_Exercise details_
Where the data below has the string "document", return the whole line.

_Input for this task_
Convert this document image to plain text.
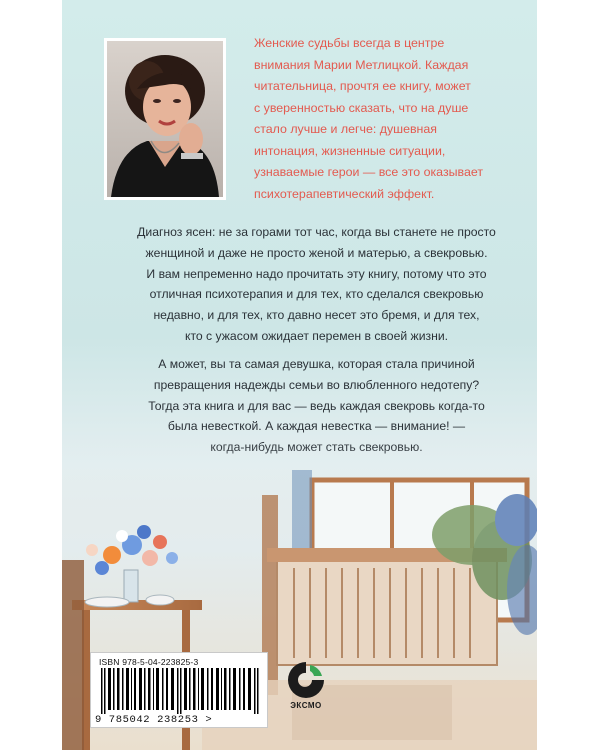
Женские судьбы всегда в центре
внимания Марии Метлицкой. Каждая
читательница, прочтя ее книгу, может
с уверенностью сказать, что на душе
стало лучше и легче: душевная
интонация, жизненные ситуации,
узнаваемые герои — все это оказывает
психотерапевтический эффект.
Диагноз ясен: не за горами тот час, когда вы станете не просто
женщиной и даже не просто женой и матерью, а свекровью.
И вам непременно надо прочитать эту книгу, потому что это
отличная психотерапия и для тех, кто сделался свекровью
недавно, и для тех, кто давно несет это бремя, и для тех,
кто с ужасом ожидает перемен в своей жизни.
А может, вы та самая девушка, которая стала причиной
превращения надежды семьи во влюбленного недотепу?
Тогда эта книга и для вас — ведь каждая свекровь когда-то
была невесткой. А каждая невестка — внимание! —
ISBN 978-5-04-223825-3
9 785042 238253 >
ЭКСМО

--

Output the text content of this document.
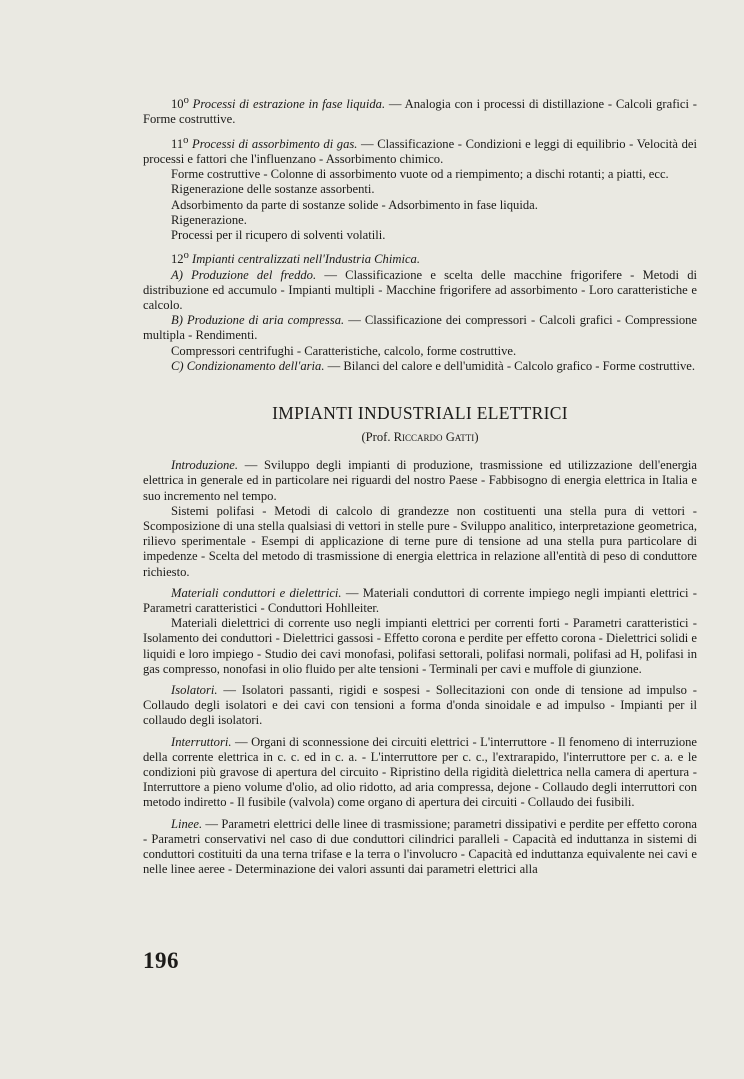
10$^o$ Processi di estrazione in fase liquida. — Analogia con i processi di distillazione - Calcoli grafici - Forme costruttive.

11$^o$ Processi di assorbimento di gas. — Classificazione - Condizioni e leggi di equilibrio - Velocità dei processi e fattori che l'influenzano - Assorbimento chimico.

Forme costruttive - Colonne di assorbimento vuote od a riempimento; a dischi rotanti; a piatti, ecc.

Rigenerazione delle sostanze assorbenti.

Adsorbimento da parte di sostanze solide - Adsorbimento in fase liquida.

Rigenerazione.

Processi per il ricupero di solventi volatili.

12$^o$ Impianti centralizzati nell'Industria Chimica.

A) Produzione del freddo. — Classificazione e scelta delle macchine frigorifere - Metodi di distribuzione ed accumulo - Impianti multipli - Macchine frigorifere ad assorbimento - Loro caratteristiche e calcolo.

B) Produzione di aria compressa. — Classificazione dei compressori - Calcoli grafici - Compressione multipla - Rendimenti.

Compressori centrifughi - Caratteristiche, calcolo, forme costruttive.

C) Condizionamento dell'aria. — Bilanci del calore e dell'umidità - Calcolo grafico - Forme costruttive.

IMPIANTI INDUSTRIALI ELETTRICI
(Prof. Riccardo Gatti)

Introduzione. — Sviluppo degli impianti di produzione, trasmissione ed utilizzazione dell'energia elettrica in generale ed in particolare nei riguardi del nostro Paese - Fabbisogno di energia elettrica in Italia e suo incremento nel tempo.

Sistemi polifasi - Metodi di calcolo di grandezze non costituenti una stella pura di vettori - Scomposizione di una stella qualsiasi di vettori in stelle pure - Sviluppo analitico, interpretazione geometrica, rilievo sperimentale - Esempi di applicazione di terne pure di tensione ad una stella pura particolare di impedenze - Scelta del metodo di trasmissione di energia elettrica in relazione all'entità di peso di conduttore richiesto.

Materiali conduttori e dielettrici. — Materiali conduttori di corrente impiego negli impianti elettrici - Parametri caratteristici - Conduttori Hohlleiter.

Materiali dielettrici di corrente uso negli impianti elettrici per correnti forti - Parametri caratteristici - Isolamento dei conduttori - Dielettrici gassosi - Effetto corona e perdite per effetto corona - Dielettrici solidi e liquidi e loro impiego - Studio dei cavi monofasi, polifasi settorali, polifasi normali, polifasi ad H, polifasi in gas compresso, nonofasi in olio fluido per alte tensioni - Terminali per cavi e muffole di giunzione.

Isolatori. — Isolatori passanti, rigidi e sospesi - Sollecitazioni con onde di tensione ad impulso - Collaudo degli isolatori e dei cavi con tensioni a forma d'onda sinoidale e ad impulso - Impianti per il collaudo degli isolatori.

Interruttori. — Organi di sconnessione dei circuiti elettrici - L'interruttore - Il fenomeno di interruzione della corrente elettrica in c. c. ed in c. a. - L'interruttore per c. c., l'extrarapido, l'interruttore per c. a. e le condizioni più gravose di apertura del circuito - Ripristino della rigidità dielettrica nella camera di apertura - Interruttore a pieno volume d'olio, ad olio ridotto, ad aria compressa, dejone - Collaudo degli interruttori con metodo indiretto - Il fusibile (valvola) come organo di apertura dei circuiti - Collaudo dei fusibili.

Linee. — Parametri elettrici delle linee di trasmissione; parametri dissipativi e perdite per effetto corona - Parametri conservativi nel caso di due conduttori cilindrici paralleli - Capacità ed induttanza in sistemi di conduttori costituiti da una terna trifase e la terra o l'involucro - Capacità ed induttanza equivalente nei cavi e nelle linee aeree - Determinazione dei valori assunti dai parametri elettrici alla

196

_Response_
Convert this document image to plain text.
Output the text content of this document.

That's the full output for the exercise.